• Task material
━━━━━━━━━━━━━━━━━━━━
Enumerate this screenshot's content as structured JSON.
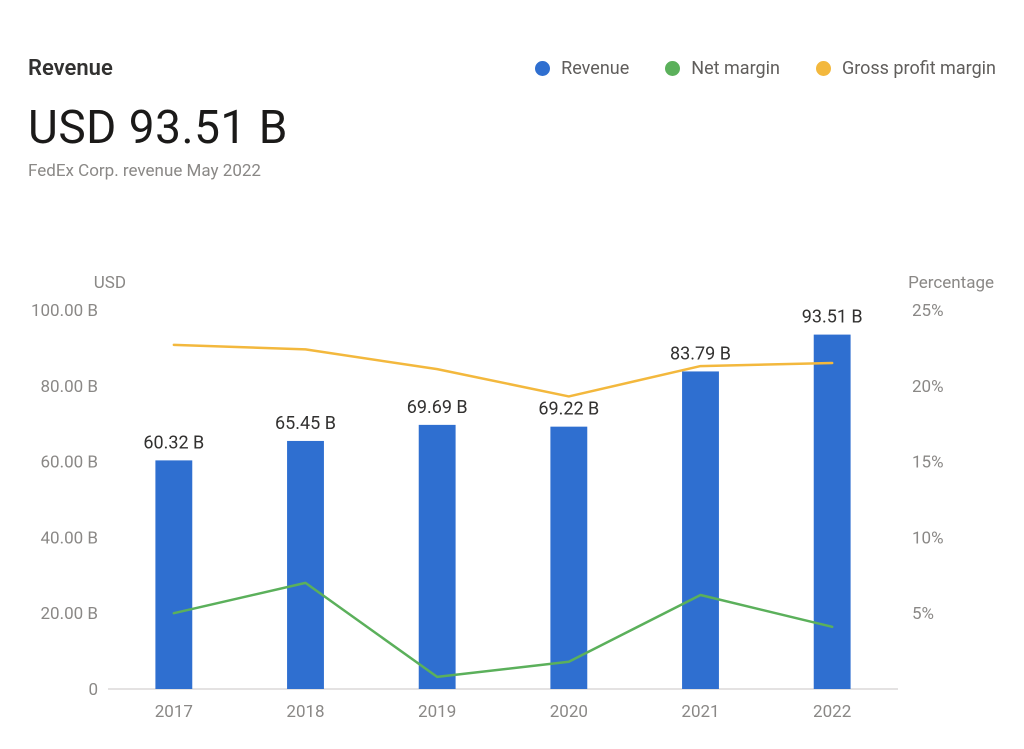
{
  "header": {
    "section_title": "Revenue",
    "legend": [
      {
        "label": "Revenue",
        "color": "#2f6fd0"
      },
      {
        "label": "Net margin",
        "color": "#5bb05b"
      },
      {
        "label": "Gross profit margin",
        "color": "#f3b83d"
      }
    ]
  },
  "kpi": {
    "value": "USD 93.51 B",
    "subtitle": "FedEx Corp. revenue May 2022"
  },
  "chart": {
    "type": "bar+line-dual-axis",
    "categories": [
      "2017",
      "2018",
      "2019",
      "2020",
      "2021",
      "2022"
    ],
    "bars": {
      "color": "#2f6fd0",
      "values": [
        60.32,
        65.45,
        69.69,
        69.22,
        83.79,
        93.51
      ],
      "labels": [
        "60.32 B",
        "65.45 B",
        "69.69 B",
        "69.22 B",
        "83.79 B",
        "93.51 B"
      ],
      "bar_width_frac": 0.28
    },
    "lines": [
      {
        "name": "net_margin",
        "color": "#5bb05b",
        "stroke_width": 2.5,
        "values": [
          5.0,
          7.0,
          0.8,
          1.8,
          6.2,
          4.1
        ]
      },
      {
        "name": "gross_profit_margin",
        "color": "#f3b83d",
        "stroke_width": 2.5,
        "values": [
          22.7,
          22.4,
          21.1,
          19.3,
          21.3,
          21.5
        ]
      }
    ],
    "y_left": {
      "title": "USD",
      "min": 0,
      "max": 100,
      "step": 20,
      "tick_labels": [
        "0",
        "20.00 B",
        "40.00 B",
        "60.00 B",
        "80.00 B",
        "100.00 B"
      ]
    },
    "y_right": {
      "title": "Percentage",
      "min": 0,
      "max": 25,
      "step": 5,
      "tick_labels": [
        "",
        "5%",
        "10%",
        "15%",
        "20%",
        "25%"
      ]
    },
    "axis_color": "#c8c6c4",
    "text_color": "#8a8886",
    "label_fontsize": 17
  }
}
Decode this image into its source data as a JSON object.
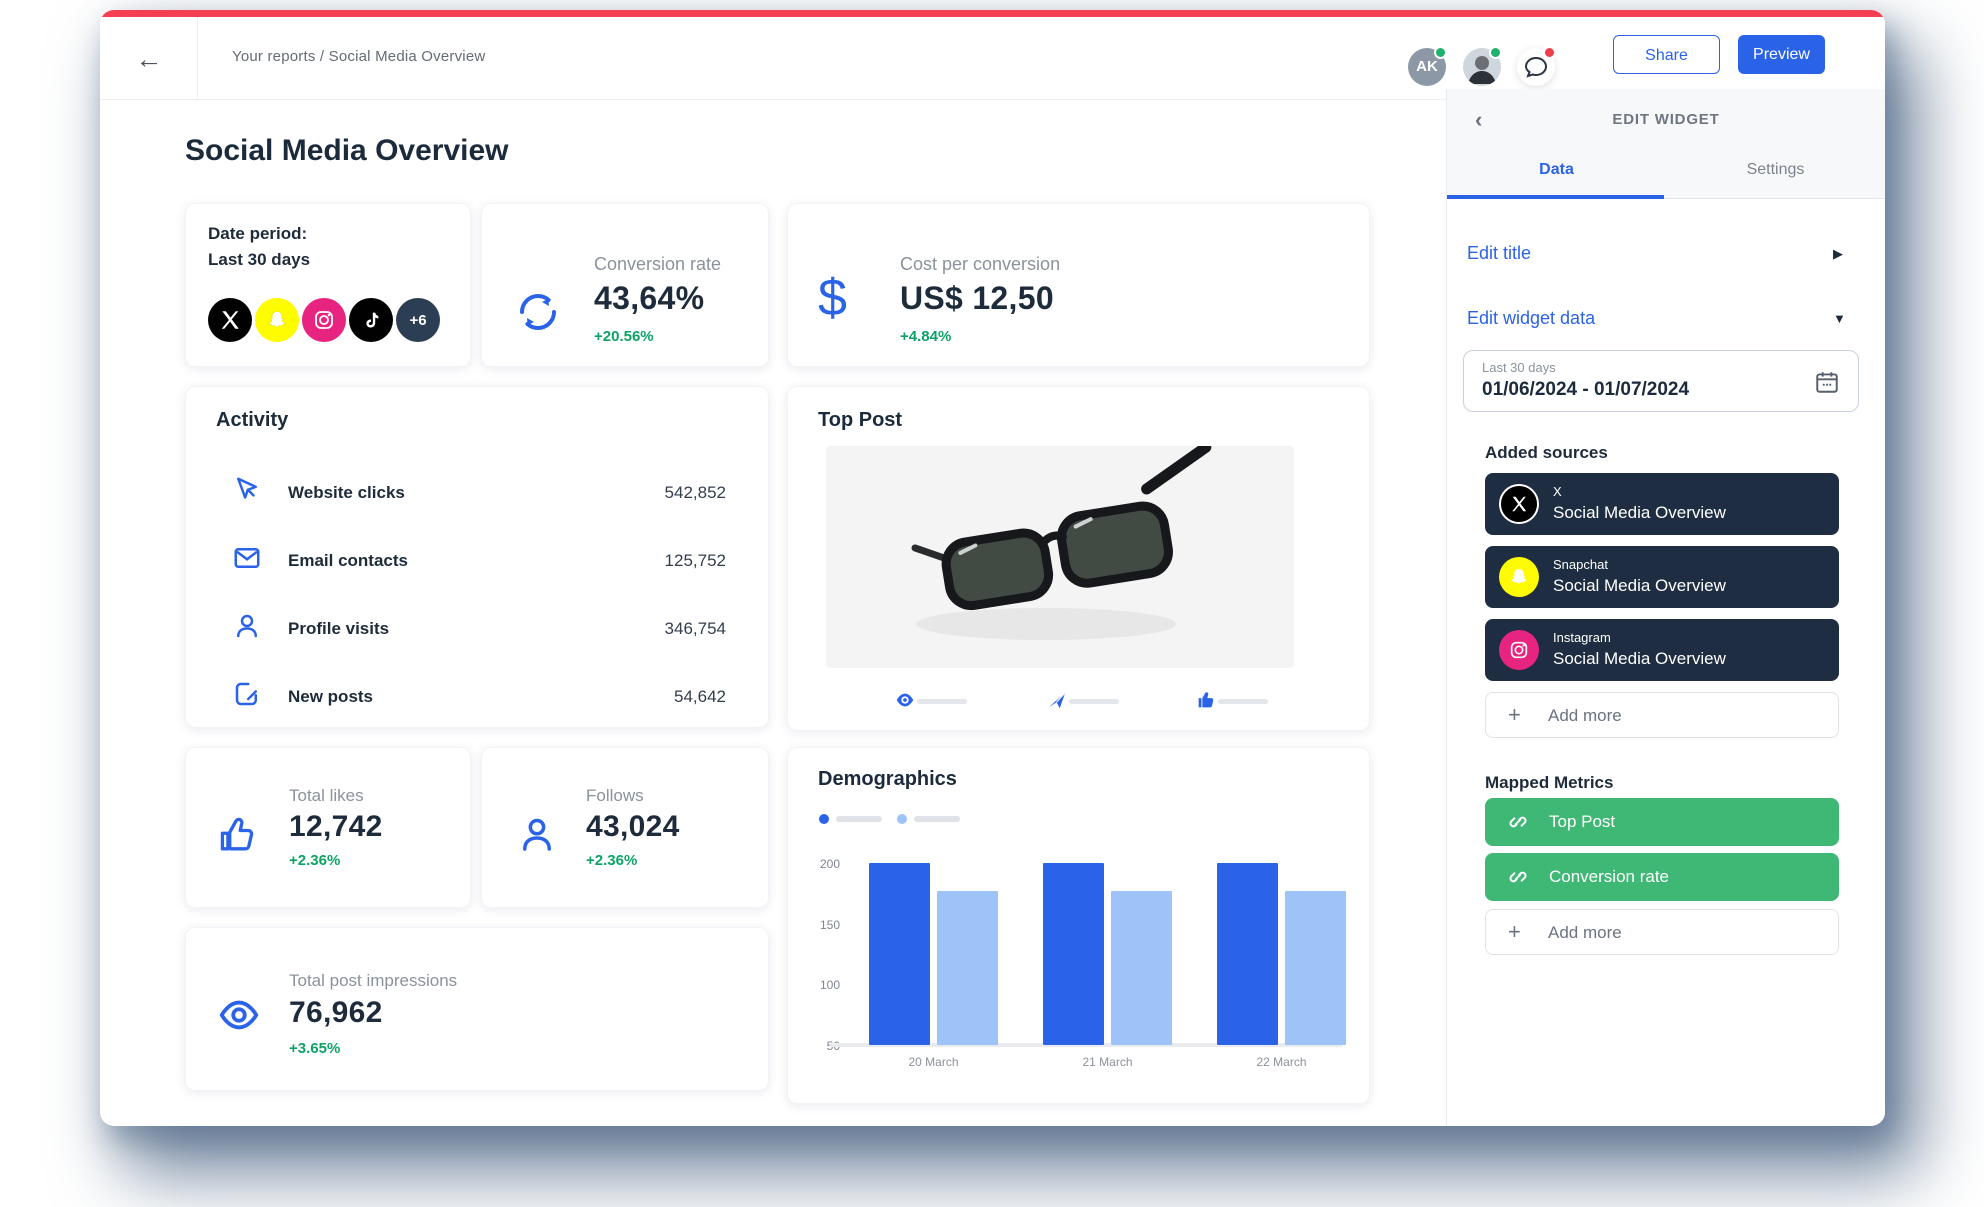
{
  "topbar": {
    "breadcrumb": "Your reports / Social Media Overview",
    "avatar_initials": "AK",
    "share_label": "Share",
    "preview_label": "Preview"
  },
  "report": {
    "title": "Social Media Overview"
  },
  "widgets": {
    "date_period": {
      "label": "Date period:",
      "value": "Last 30 days",
      "more_badge": "+6",
      "source_icons": [
        "x-icon",
        "snapchat-icon",
        "instagram-icon",
        "tiktok-icon"
      ]
    },
    "conversion_rate": {
      "label": "Conversion rate",
      "value": "43,64%",
      "change": "+20.56%"
    },
    "cost_per_conversion": {
      "label": "Cost per conversion",
      "value": "US$ 12,50",
      "change": "+4.84%"
    },
    "activity": {
      "title": "Activity",
      "rows": [
        {
          "label": "Website clicks",
          "value": "542,852"
        },
        {
          "label": "Email contacts",
          "value": "125,752"
        },
        {
          "label": "Profile visits",
          "value": "346,754"
        },
        {
          "label": "New posts",
          "value": "54,642"
        }
      ]
    },
    "top_post": {
      "title": "Top Post"
    },
    "total_likes": {
      "label": "Total likes",
      "value": "12,742",
      "change": "+2.36%"
    },
    "follows": {
      "label": "Follows",
      "value": "43,024",
      "change": "+2.36%"
    },
    "impressions": {
      "label": "Total post impressions",
      "value": "76,962",
      "change": "+3.65%"
    },
    "demographics": {
      "title": "Demographics"
    }
  },
  "chart_data": {
    "type": "bar",
    "title": "Demographics",
    "categories": [
      "20 March",
      "21 March",
      "22 March"
    ],
    "series": [
      {
        "name": "",
        "color": "#2b63e8",
        "values": [
          200,
          200,
          200
        ]
      },
      {
        "name": "",
        "color": "#9dc3f8",
        "values": [
          177,
          177,
          177
        ]
      }
    ],
    "yticks": [
      50,
      100,
      150,
      200
    ],
    "ylim": [
      50,
      200
    ],
    "legend_placeholder": true,
    "grid": false,
    "legend_position": "top-left"
  },
  "panel": {
    "title": "EDIT WIDGET",
    "tabs": [
      {
        "label": "Data",
        "active": true
      },
      {
        "label": "Settings",
        "active": false
      }
    ],
    "edit_title_label": "Edit title",
    "edit_widget_data_label": "Edit widget data",
    "date_field": {
      "label": "Last 30 days",
      "value": "01/06/2024 - 01/07/2024"
    },
    "added_sources_title": "Added sources",
    "sources": [
      {
        "network": "X",
        "report": "Social Media Overview"
      },
      {
        "network": "Snapchat",
        "report": "Social Media Overview"
      },
      {
        "network": "Instagram",
        "report": "Social Media Overview"
      }
    ],
    "add_sources_label": "Add more",
    "mapped_metrics_title": "Mapped Metrics",
    "metrics": [
      {
        "label": "Top Post"
      },
      {
        "label": "Conversion rate"
      }
    ],
    "add_metrics_label": "Add more"
  },
  "colors": {
    "accent_blue": "#2b63e8",
    "positive_green": "#0da365",
    "metric_green": "#3eb874",
    "source_navy": "#1e2d41",
    "topbar_red": "#f43f53",
    "chart_blue": "#2b63e8",
    "chart_light_blue": "#9dc3f8"
  }
}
━━━━━━━━━━━━━━━━━━━━
• Set exercise
Quote each entry above verbatim and drop the pictures.

• Result
Enumerate this screenshot's content as structured JSON.
{
  "header": {
    "section_title": "Revenue",
    "legend": [
      {
        "label": "Revenue",
        "color": "#2f6fd0"
      },
      {
        "label": "Net margin",
        "color": "#5bb05b"
      },
      {
        "label": "Gross profit margin",
        "color": "#f3b83d"
      }
    ]
  },
  "kpi": {
    "value": "USD 93.51 B",
    "subtitle": "FedEx Corp. revenue May 2022"
  },
  "chart": {
    "type": "bar+line-dual-axis",
    "categories": [
      "2017",
      "2018",
      "2019",
      "2020",
      "2021",
      "2022"
    ],
    "bars": {
      "color": "#2f6fd0",
      "values": [
        60.32,
        65.45,
        69.69,
        69.22,
        83.79,
        93.51
      ],
      "labels": [
        "60.32 B",
        "65.45 B",
        "69.69 B",
        "69.22 B",
        "83.79 B",
        "93.51 B"
      ],
      "bar_width_frac": 0.28
    },
    "lines": [
      {
        "name": "net_margin",
        "color": "#5bb05b",
        "stroke_width": 2.5,
        "values": [
          5.0,
          7.0,
          0.8,
          1.8,
          6.2,
          4.1
        ]
      },
      {
        "name": "gross_profit_margin",
        "color": "#f3b83d",
        "stroke_width": 2.5,
        "values": [
          22.7,
          22.4,
          21.1,
          19.3,
          21.3,
          21.5
        ]
      }
    ],
    "y_left": {
      "title": "USD",
      "min": 0,
      "max": 100,
      "step": 20,
      "tick_labels": [
        "0",
        "20.00 B",
        "40.00 B",
        "60.00 B",
        "80.00 B",
        "100.00 B"
      ]
    },
    "y_right": {
      "title": "Percentage",
      "min": 0,
      "max": 25,
      "step": 5,
      "tick_labels": [
        "",
        "5%",
        "10%",
        "15%",
        "20%",
        "25%"
      ]
    },
    "axis_color": "#c8c6c4",
    "text_color": "#8a8886",
    "label_fontsize": 17
  }
}
Decode this image into its source data as a JSON object.
{
  "topbar": {
    "breadcrumb": "Your reports / Social Media Overview",
    "avatar_initials": "AK",
    "share_label": "Share",
    "preview_label": "Preview"
  },
  "report": {
    "title": "Social Media Overview"
  },
  "widgets": {
    "date_period": {
      "label": "Date period:",
      "value": "Last 30 days",
      "more_badge": "+6",
      "source_icons": [
        "x-icon",
        "snapchat-icon",
        "instagram-icon",
        "tiktok-icon"
      ]
    },
    "conversion_rate": {
      "label": "Conversion rate",
      "value": "43,64%",
      "change": "+20.56%"
    },
    "cost_per_conversion": {
      "label": "Cost per conversion",
      "value": "US$ 12,50",
      "change": "+4.84%"
    },
    "activity": {
      "title": "Activity",
      "rows": [
        {
          "label": "Website clicks",
          "value": "542,852"
        },
        {
          "label": "Email contacts",
          "value": "125,752"
        },
        {
          "label": "Profile visits",
          "value": "346,754"
        },
        {
          "label": "New posts",
          "value": "54,642"
        }
      ]
    },
    "top_post": {
      "title": "Top Post"
    },
    "total_likes": {
      "label": "Total likes",
      "value": "12,742",
      "change": "+2.36%"
    },
    "follows": {
      "label": "Follows",
      "value": "43,024",
      "change": "+2.36%"
    },
    "impressions": {
      "label": "Total post impressions",
      "value": "76,962",
      "change": "+3.65%"
    },
    "demographics": {
      "title": "Demographics"
    }
  },
  "chart_data": {
    "type": "bar",
    "title": "Demographics",
    "categories": [
      "20 March",
      "21 March",
      "22 March"
    ],
    "series": [
      {
        "name": "",
        "color": "#2b63e8",
        "values": [
          200,
          200,
          200
        ]
      },
      {
        "name": "",
        "color": "#9dc3f8",
        "values": [
          177,
          177,
          177
        ]
      }
    ],
    "yticks": [
      50,
      100,
      150,
      200
    ],
    "ylim": [
      50,
      200
    ],
    "legend_placeholder": true,
    "grid": false,
    "legend_position": "top-left"
  },
  "panel": {
    "title": "EDIT WIDGET",
    "tabs": [
      {
        "label": "Data",
        "active": true
      },
      {
        "label": "Settings",
        "active": false
      }
    ],
    "edit_title_label": "Edit title",
    "edit_widget_data_label": "Edit widget data",
    "date_field": {
      "label": "Last 30 days",
      "value": "01/06/2024 - 01/07/2024"
    },
    "added_sources_title": "Added sources",
    "sources": [
      {
        "network": "X",
        "report": "Social Media Overview"
      },
      {
        "network": "Snapchat",
        "report": "Social Media Overview"
      },
      {
        "network": "Instagram",
        "report": "Social Media Overview"
      }
    ],
    "add_sources_label": "Add more",
    "mapped_metrics_title": "Mapped Metrics",
    "metrics": [
      {
        "label": "Top Post"
      },
      {
        "label": "Conversion rate"
      }
    ],
    "add_metrics_label": "Add more"
  },
  "colors": {
    "accent_blue": "#2b63e8",
    "positive_green": "#0da365",
    "metric_green": "#3eb874",
    "source_navy": "#1e2d41",
    "topbar_red": "#f43f53",
    "chart_blue": "#2b63e8",
    "chart_light_blue": "#9dc3f8"
  }
}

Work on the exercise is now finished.